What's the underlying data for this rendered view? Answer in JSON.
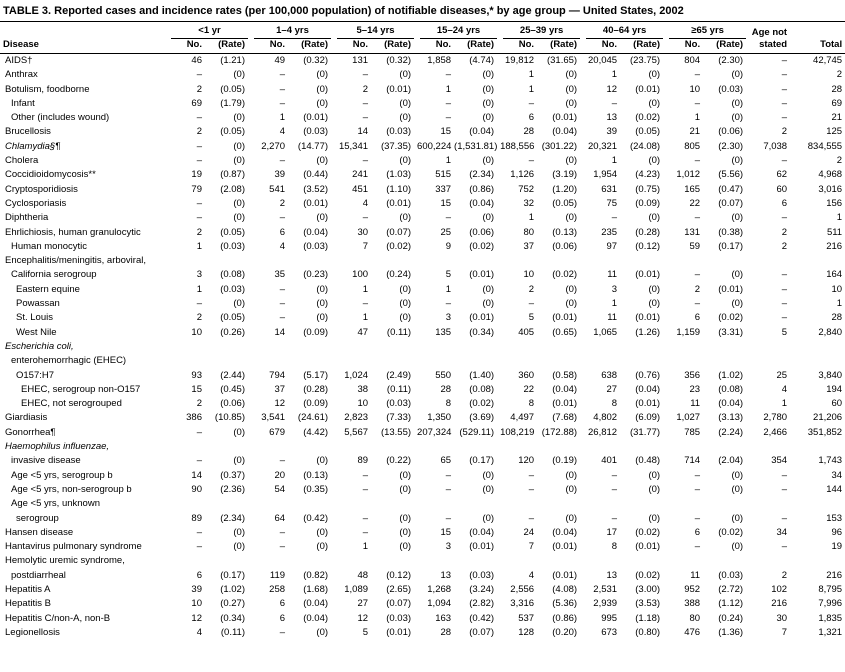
{
  "title": "TABLE 3. Reported cases and incidence rates (per 100,000 population) of notifiable diseases,* by age group — United States, 2002",
  "table": {
    "col_disease": "Disease",
    "age_groups": [
      "<1 yr",
      "1–4 yrs",
      "5–14 yrs",
      "15–24 yrs",
      "25–39 yrs",
      "40–64 yrs",
      "≥65 yrs"
    ],
    "no_label": "No.",
    "rate_label": "(Rate)",
    "age_not_line1": "Age not",
    "age_not_line2": "stated",
    "total_label": "Total",
    "rows": [
      {
        "label": "AIDS†",
        "indent": 0,
        "italic": false,
        "cells": [
          "46",
          "(1.21)",
          "49",
          "(0.32)",
          "131",
          "(0.32)",
          "1,858",
          "(4.74)",
          "19,812",
          "(31.65)",
          "20,045",
          "(23.75)",
          "804",
          "(2.30)",
          "–",
          "42,745"
        ]
      },
      {
        "label": "Anthrax",
        "indent": 0,
        "italic": false,
        "cells": [
          "–",
          "(0)",
          "–",
          "(0)",
          "–",
          "(0)",
          "–",
          "(0)",
          "1",
          "(0)",
          "1",
          "(0)",
          "–",
          "(0)",
          "–",
          "2"
        ]
      },
      {
        "label": "Botulism, foodborne",
        "indent": 0,
        "italic": false,
        "cells": [
          "2",
          "(0.05)",
          "–",
          "(0)",
          "2",
          "(0.01)",
          "1",
          "(0)",
          "1",
          "(0)",
          "12",
          "(0.01)",
          "10",
          "(0.03)",
          "–",
          "28"
        ]
      },
      {
        "label": "Infant",
        "indent": 1,
        "italic": false,
        "cells": [
          "69",
          "(1.79)",
          "–",
          "(0)",
          "–",
          "(0)",
          "–",
          "(0)",
          "–",
          "(0)",
          "–",
          "(0)",
          "–",
          "(0)",
          "–",
          "69"
        ]
      },
      {
        "label": "Other (includes wound)",
        "indent": 1,
        "italic": false,
        "cells": [
          "–",
          "(0)",
          "1",
          "(0.01)",
          "–",
          "(0)",
          "–",
          "(0)",
          "6",
          "(0.01)",
          "13",
          "(0.02)",
          "1",
          "(0)",
          "–",
          "21"
        ]
      },
      {
        "label": "Brucellosis",
        "indent": 0,
        "italic": false,
        "cells": [
          "2",
          "(0.05)",
          "4",
          "(0.03)",
          "14",
          "(0.03)",
          "15",
          "(0.04)",
          "28",
          "(0.04)",
          "39",
          "(0.05)",
          "21",
          "(0.06)",
          "2",
          "125"
        ]
      },
      {
        "label": "Chlamydia§¶",
        "indent": 0,
        "italic": true,
        "cells": [
          "–",
          "(0)",
          "2,270",
          "(14.77)",
          "15,341",
          "(37.35)",
          "600,224",
          "(1,531.81)",
          "188,556",
          "(301.22)",
          "20,321",
          "(24.08)",
          "805",
          "(2.30)",
          "7,038",
          "834,555"
        ]
      },
      {
        "label": "Cholera",
        "indent": 0,
        "italic": false,
        "cells": [
          "–",
          "(0)",
          "–",
          "(0)",
          "–",
          "(0)",
          "1",
          "(0)",
          "–",
          "(0)",
          "1",
          "(0)",
          "–",
          "(0)",
          "–",
          "2"
        ]
      },
      {
        "label": "Coccidioidomycosis**",
        "indent": 0,
        "italic": false,
        "cells": [
          "19",
          "(0.87)",
          "39",
          "(0.44)",
          "241",
          "(1.03)",
          "515",
          "(2.34)",
          "1,126",
          "(3.19)",
          "1,954",
          "(4.23)",
          "1,012",
          "(5.56)",
          "62",
          "4,968"
        ]
      },
      {
        "label": "Cryptosporidiosis",
        "indent": 0,
        "italic": false,
        "cells": [
          "79",
          "(2.08)",
          "541",
          "(3.52)",
          "451",
          "(1.10)",
          "337",
          "(0.86)",
          "752",
          "(1.20)",
          "631",
          "(0.75)",
          "165",
          "(0.47)",
          "60",
          "3,016"
        ]
      },
      {
        "label": "Cyclosporiasis",
        "indent": 0,
        "italic": false,
        "cells": [
          "–",
          "(0)",
          "2",
          "(0.01)",
          "4",
          "(0.01)",
          "15",
          "(0.04)",
          "32",
          "(0.05)",
          "75",
          "(0.09)",
          "22",
          "(0.07)",
          "6",
          "156"
        ]
      },
      {
        "label": "Diphtheria",
        "indent": 0,
        "italic": false,
        "cells": [
          "–",
          "(0)",
          "–",
          "(0)",
          "–",
          "(0)",
          "–",
          "(0)",
          "1",
          "(0)",
          "–",
          "(0)",
          "–",
          "(0)",
          "–",
          "1"
        ]
      },
      {
        "label": "Ehrlichiosis, human granulocytic",
        "indent": 0,
        "italic": false,
        "cells": [
          "2",
          "(0.05)",
          "6",
          "(0.04)",
          "30",
          "(0.07)",
          "25",
          "(0.06)",
          "80",
          "(0.13)",
          "235",
          "(0.28)",
          "131",
          "(0.38)",
          "2",
          "511"
        ]
      },
      {
        "label": "Human monocytic",
        "indent": 1,
        "italic": false,
        "cells": [
          "1",
          "(0.03)",
          "4",
          "(0.03)",
          "7",
          "(0.02)",
          "9",
          "(0.02)",
          "37",
          "(0.06)",
          "97",
          "(0.12)",
          "59",
          "(0.17)",
          "2",
          "216"
        ]
      },
      {
        "label": "Encephalitis/meningitis, arboviral,",
        "indent": 0,
        "italic": false,
        "cells": []
      },
      {
        "label": "California serogroup",
        "indent": 1,
        "italic": false,
        "cells": [
          "3",
          "(0.08)",
          "35",
          "(0.23)",
          "100",
          "(0.24)",
          "5",
          "(0.01)",
          "10",
          "(0.02)",
          "11",
          "(0.01)",
          "–",
          "(0)",
          "–",
          "164"
        ]
      },
      {
        "label": "Eastern equine",
        "indent": 2,
        "italic": false,
        "cells": [
          "1",
          "(0.03)",
          "–",
          "(0)",
          "1",
          "(0)",
          "1",
          "(0)",
          "2",
          "(0)",
          "3",
          "(0)",
          "2",
          "(0.01)",
          "–",
          "10"
        ]
      },
      {
        "label": "Powassan",
        "indent": 2,
        "italic": false,
        "cells": [
          "–",
          "(0)",
          "–",
          "(0)",
          "–",
          "(0)",
          "–",
          "(0)",
          "–",
          "(0)",
          "1",
          "(0)",
          "–",
          "(0)",
          "–",
          "1"
        ]
      },
      {
        "label": "St. Louis",
        "indent": 2,
        "italic": false,
        "cells": [
          "2",
          "(0.05)",
          "–",
          "(0)",
          "1",
          "(0)",
          "3",
          "(0.01)",
          "5",
          "(0.01)",
          "11",
          "(0.01)",
          "6",
          "(0.02)",
          "–",
          "28"
        ]
      },
      {
        "label": "West Nile",
        "indent": 2,
        "italic": false,
        "cells": [
          "10",
          "(0.26)",
          "14",
          "(0.09)",
          "47",
          "(0.11)",
          "135",
          "(0.34)",
          "405",
          "(0.65)",
          "1,065",
          "(1.26)",
          "1,159",
          "(3.31)",
          "5",
          "2,840"
        ]
      },
      {
        "label": "Escherichia coli,",
        "indent": 0,
        "italic": true,
        "cells": []
      },
      {
        "label": "enterohemorrhagic (EHEC)",
        "indent": 1,
        "italic": false,
        "cells": []
      },
      {
        "label": "O157:H7",
        "indent": 2,
        "italic": false,
        "cells": [
          "93",
          "(2.44)",
          "794",
          "(5.17)",
          "1,024",
          "(2.49)",
          "550",
          "(1.40)",
          "360",
          "(0.58)",
          "638",
          "(0.76)",
          "356",
          "(1.02)",
          "25",
          "3,840"
        ]
      },
      {
        "label": "EHEC, serogroup non-O157",
        "indent": 3,
        "italic": false,
        "cells": [
          "15",
          "(0.45)",
          "37",
          "(0.28)",
          "38",
          "(0.11)",
          "28",
          "(0.08)",
          "22",
          "(0.04)",
          "27",
          "(0.04)",
          "23",
          "(0.08)",
          "4",
          "194"
        ]
      },
      {
        "label": "EHEC, not serogrouped",
        "indent": 3,
        "italic": false,
        "cells": [
          "2",
          "(0.06)",
          "12",
          "(0.09)",
          "10",
          "(0.03)",
          "8",
          "(0.02)",
          "8",
          "(0.01)",
          "8",
          "(0.01)",
          "11",
          "(0.04)",
          "1",
          "60"
        ]
      },
      {
        "label": "Giardiasis",
        "indent": 0,
        "italic": false,
        "cells": [
          "386",
          "(10.85)",
          "3,541",
          "(24.61)",
          "2,823",
          "(7.33)",
          "1,350",
          "(3.69)",
          "4,497",
          "(7.68)",
          "4,802",
          "(6.09)",
          "1,027",
          "(3.13)",
          "2,780",
          "21,206"
        ]
      },
      {
        "label": "Gonorrhea¶",
        "indent": 0,
        "italic": false,
        "cells": [
          "–",
          "(0)",
          "679",
          "(4.42)",
          "5,567",
          "(13.55)",
          "207,324",
          "(529.11)",
          "108,219",
          "(172.88)",
          "26,812",
          "(31.77)",
          "785",
          "(2.24)",
          "2,466",
          "351,852"
        ]
      },
      {
        "label": "Haemophilus influenzae,",
        "indent": 0,
        "italic": true,
        "cells": []
      },
      {
        "label": "invasive disease",
        "indent": 1,
        "italic": false,
        "cells": [
          "–",
          "(0)",
          "–",
          "(0)",
          "89",
          "(0.22)",
          "65",
          "(0.17)",
          "120",
          "(0.19)",
          "401",
          "(0.48)",
          "714",
          "(2.04)",
          "354",
          "1,743"
        ]
      },
      {
        "label": "Age <5 yrs, serogroup b",
        "indent": 1,
        "italic": false,
        "cells": [
          "14",
          "(0.37)",
          "20",
          "(0.13)",
          "–",
          "(0)",
          "–",
          "(0)",
          "–",
          "(0)",
          "–",
          "(0)",
          "–",
          "(0)",
          "–",
          "34"
        ]
      },
      {
        "label": "Age <5 yrs, non-serogroup b",
        "indent": 1,
        "italic": false,
        "cells": [
          "90",
          "(2.36)",
          "54",
          "(0.35)",
          "–",
          "(0)",
          "–",
          "(0)",
          "–",
          "(0)",
          "–",
          "(0)",
          "–",
          "(0)",
          "–",
          "144"
        ]
      },
      {
        "label": "Age <5 yrs, unknown",
        "indent": 1,
        "italic": false,
        "cells": []
      },
      {
        "label": "serogroup",
        "indent": 2,
        "italic": false,
        "cells": [
          "89",
          "(2.34)",
          "64",
          "(0.42)",
          "–",
          "(0)",
          "–",
          "(0)",
          "–",
          "(0)",
          "–",
          "(0)",
          "–",
          "(0)",
          "–",
          "153"
        ]
      },
      {
        "label": "Hansen disease",
        "indent": 0,
        "italic": false,
        "cells": [
          "–",
          "(0)",
          "–",
          "(0)",
          "–",
          "(0)",
          "15",
          "(0.04)",
          "24",
          "(0.04)",
          "17",
          "(0.02)",
          "6",
          "(0.02)",
          "34",
          "96"
        ]
      },
      {
        "label": "Hantavirus pulmonary syndrome",
        "indent": 0,
        "italic": false,
        "cells": [
          "–",
          "(0)",
          "–",
          "(0)",
          "1",
          "(0)",
          "3",
          "(0.01)",
          "7",
          "(0.01)",
          "8",
          "(0.01)",
          "–",
          "(0)",
          "–",
          "19"
        ]
      },
      {
        "label": "Hemolytic uremic syndrome,",
        "indent": 0,
        "italic": false,
        "cells": []
      },
      {
        "label": "postdiarrheal",
        "indent": 1,
        "italic": false,
        "cells": [
          "6",
          "(0.17)",
          "119",
          "(0.82)",
          "48",
          "(0.12)",
          "13",
          "(0.03)",
          "4",
          "(0.01)",
          "13",
          "(0.02)",
          "11",
          "(0.03)",
          "2",
          "216"
        ]
      },
      {
        "label": "Hepatitis A",
        "indent": 0,
        "italic": false,
        "cells": [
          "39",
          "(1.02)",
          "258",
          "(1.68)",
          "1,089",
          "(2.65)",
          "1,268",
          "(3.24)",
          "2,556",
          "(4.08)",
          "2,531",
          "(3.00)",
          "952",
          "(2.72)",
          "102",
          "8,795"
        ]
      },
      {
        "label": "Hepatitis B",
        "indent": 0,
        "italic": false,
        "cells": [
          "10",
          "(0.27)",
          "6",
          "(0.04)",
          "27",
          "(0.07)",
          "1,094",
          "(2.82)",
          "3,316",
          "(5.36)",
          "2,939",
          "(3.53)",
          "388",
          "(1.12)",
          "216",
          "7,996"
        ]
      },
      {
        "label": "Hepatitis C/non-A, non-B",
        "indent": 0,
        "italic": false,
        "cells": [
          "12",
          "(0.34)",
          "6",
          "(0.04)",
          "12",
          "(0.03)",
          "163",
          "(0.42)",
          "537",
          "(0.86)",
          "995",
          "(1.18)",
          "80",
          "(0.24)",
          "30",
          "1,835"
        ]
      },
      {
        "label": "Legionellosis",
        "indent": 0,
        "italic": false,
        "cells": [
          "4",
          "(0.11)",
          "–",
          "(0)",
          "5",
          "(0.01)",
          "28",
          "(0.07)",
          "128",
          "(0.20)",
          "673",
          "(0.80)",
          "476",
          "(1.36)",
          "7",
          "1,321"
        ]
      }
    ]
  }
}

What the task asks ▸
Work out the number of lines in the records containing the word "Hepatitis". Write only that number.

Exercise output ▸
3